■ **EXERCISE AIM**
Reproduce the records verbatim, starting at the first line and ending at the line that contains "21, 180, 48]", with both of those lines included.

■ **STORED RECORDS**
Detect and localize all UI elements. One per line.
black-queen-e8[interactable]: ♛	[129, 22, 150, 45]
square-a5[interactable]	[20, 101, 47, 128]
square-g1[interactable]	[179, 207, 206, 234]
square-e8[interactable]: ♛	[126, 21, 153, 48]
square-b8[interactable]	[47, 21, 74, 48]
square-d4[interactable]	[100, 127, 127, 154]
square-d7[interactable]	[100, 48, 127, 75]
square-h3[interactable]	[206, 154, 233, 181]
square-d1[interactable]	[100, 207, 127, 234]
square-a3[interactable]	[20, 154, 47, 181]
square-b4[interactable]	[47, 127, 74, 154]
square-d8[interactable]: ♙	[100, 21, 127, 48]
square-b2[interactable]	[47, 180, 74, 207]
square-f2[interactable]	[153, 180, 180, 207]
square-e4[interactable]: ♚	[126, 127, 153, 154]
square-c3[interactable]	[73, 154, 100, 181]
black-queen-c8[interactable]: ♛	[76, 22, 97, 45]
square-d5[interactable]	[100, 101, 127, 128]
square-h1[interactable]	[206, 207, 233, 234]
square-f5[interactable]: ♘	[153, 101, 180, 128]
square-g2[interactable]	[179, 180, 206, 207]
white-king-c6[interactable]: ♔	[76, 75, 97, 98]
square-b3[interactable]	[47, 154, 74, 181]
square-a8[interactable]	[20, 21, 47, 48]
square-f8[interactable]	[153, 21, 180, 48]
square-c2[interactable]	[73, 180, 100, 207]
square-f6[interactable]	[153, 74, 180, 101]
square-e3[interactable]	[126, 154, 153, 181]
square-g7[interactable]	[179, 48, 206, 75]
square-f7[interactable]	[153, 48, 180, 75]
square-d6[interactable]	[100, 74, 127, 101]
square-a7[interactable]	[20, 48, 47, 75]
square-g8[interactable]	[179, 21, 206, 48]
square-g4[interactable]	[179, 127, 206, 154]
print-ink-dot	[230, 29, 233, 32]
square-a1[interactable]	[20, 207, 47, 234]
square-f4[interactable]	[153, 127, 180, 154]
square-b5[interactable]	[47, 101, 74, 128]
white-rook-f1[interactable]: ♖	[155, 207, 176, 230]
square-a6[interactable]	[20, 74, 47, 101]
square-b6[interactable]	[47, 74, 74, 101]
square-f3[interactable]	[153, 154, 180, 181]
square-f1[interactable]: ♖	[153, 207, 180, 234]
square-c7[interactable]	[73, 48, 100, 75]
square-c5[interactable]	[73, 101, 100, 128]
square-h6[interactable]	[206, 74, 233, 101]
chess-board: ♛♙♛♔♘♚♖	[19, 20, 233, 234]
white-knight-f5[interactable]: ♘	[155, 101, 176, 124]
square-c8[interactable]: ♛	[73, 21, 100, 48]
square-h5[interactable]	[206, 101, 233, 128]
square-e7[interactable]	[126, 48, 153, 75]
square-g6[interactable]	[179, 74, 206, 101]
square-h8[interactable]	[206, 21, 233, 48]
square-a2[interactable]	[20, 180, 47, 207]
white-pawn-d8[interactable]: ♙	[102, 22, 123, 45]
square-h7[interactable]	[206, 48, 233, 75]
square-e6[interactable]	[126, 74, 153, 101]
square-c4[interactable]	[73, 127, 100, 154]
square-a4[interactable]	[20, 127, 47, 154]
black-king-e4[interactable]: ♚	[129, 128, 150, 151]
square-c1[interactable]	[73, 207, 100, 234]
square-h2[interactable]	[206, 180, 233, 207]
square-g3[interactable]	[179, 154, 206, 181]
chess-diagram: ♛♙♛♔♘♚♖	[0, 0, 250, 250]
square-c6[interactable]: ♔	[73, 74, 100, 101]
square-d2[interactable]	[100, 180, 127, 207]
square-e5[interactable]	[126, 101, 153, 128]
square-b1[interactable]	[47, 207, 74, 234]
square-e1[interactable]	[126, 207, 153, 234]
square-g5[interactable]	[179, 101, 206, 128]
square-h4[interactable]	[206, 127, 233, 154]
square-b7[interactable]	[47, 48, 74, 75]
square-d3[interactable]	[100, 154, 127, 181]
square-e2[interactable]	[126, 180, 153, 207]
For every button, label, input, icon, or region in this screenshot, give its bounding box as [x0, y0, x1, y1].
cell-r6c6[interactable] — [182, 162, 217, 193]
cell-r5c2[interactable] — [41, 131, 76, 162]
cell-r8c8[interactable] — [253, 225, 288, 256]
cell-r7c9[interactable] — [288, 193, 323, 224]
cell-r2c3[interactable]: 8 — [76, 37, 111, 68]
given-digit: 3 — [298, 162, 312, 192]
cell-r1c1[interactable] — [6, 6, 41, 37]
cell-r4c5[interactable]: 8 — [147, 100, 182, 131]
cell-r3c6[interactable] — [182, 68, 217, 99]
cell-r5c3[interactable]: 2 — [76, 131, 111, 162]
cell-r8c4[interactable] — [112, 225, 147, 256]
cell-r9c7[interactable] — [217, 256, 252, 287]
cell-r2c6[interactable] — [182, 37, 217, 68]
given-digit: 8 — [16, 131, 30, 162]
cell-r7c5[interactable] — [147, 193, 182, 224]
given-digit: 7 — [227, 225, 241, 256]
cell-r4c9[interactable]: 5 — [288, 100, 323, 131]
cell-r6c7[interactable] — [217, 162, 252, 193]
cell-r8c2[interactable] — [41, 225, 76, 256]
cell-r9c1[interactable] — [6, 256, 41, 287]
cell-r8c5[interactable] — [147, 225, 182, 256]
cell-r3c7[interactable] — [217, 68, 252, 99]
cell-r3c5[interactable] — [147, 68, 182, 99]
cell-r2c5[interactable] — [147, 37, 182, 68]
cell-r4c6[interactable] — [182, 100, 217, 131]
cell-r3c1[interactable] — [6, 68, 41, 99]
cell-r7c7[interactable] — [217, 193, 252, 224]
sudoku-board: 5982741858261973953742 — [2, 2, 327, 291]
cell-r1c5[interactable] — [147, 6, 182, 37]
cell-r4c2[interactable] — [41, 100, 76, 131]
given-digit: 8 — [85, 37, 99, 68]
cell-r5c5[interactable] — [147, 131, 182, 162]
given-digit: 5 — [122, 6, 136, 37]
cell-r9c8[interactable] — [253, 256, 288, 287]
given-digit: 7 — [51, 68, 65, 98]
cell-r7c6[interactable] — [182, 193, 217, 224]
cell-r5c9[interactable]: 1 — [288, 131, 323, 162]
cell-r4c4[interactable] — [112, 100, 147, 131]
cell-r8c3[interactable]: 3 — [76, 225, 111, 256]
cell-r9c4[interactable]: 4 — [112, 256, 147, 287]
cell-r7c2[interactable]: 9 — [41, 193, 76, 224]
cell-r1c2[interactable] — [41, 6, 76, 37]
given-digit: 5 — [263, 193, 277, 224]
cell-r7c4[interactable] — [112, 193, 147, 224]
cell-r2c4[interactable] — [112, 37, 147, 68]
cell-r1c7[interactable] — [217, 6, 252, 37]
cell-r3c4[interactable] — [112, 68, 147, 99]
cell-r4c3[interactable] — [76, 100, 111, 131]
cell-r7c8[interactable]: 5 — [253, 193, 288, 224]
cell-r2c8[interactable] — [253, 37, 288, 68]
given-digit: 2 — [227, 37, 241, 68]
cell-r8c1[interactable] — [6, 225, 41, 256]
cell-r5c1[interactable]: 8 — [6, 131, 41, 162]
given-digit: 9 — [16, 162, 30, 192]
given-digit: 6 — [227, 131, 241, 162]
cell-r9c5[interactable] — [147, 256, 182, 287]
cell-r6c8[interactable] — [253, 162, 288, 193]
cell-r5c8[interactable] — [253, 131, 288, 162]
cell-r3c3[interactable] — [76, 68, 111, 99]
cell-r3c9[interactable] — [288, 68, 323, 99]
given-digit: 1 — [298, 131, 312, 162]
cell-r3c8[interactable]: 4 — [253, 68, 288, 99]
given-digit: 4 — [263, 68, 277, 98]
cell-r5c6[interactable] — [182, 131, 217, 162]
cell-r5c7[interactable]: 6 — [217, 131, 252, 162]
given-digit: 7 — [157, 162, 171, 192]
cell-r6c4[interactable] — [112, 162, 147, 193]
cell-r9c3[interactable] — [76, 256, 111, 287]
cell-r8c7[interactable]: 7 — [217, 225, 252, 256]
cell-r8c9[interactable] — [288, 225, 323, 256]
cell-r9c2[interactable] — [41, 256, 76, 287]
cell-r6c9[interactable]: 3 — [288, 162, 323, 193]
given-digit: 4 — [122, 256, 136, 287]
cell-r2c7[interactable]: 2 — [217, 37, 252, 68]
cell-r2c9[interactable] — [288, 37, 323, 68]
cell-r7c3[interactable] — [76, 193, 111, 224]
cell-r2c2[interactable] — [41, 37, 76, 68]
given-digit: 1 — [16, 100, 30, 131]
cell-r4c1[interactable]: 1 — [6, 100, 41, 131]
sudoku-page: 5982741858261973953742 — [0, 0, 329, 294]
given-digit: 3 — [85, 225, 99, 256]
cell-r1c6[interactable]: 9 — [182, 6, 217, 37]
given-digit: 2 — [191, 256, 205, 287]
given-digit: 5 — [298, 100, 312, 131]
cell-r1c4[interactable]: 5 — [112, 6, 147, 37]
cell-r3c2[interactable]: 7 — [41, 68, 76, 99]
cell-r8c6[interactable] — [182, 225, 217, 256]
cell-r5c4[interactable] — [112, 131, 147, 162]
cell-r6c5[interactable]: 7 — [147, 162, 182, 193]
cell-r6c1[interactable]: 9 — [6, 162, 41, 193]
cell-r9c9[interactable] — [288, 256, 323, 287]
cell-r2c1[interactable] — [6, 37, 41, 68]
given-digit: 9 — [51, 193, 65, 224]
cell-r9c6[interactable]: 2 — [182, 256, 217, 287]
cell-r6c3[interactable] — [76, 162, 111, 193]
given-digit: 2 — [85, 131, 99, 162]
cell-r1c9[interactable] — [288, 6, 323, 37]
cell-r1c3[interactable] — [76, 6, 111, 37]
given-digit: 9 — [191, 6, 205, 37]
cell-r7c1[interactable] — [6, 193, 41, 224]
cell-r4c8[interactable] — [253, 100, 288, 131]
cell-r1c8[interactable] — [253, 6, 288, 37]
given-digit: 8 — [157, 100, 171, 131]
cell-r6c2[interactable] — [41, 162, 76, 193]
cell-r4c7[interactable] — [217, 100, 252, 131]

■ **SOLUTION**
Detect and localize all UI elements. One per line.
black-queen-e8[interactable]: ♛	[129, 22, 150, 45]
square-a5[interactable]	[20, 101, 47, 128]
square-g1[interactable]	[179, 207, 206, 234]
square-e8[interactable]: ♛	[126, 21, 153, 48]
square-b8[interactable]	[47, 21, 74, 48]
square-d4[interactable]	[100, 127, 127, 154]
square-d7[interactable]	[100, 48, 127, 75]
square-h3[interactable]	[206, 154, 233, 181]
square-d1[interactable]	[100, 207, 127, 234]
square-a3[interactable]	[20, 154, 47, 181]
square-b4[interactable]	[47, 127, 74, 154]
square-d8[interactable]: ♙	[100, 21, 127, 48]
square-b2[interactable]	[47, 180, 74, 207]
square-f2[interactable]	[153, 180, 180, 207]
square-e4[interactable]: ♚	[126, 127, 153, 154]
square-c3[interactable]	[73, 154, 100, 181]
black-queen-c8[interactable]: ♛	[76, 22, 97, 45]
square-d5[interactable]	[100, 101, 127, 128]
square-h1[interactable]	[206, 207, 233, 234]
square-f5[interactable]: ♘	[153, 101, 180, 128]
square-g2[interactable]	[179, 180, 206, 207]
white-king-c6[interactable]: ♔	[76, 75, 97, 98]
square-b3[interactable]	[47, 154, 74, 181]
square-a8[interactable]	[20, 21, 47, 48]
square-f8[interactable]	[153, 21, 180, 48]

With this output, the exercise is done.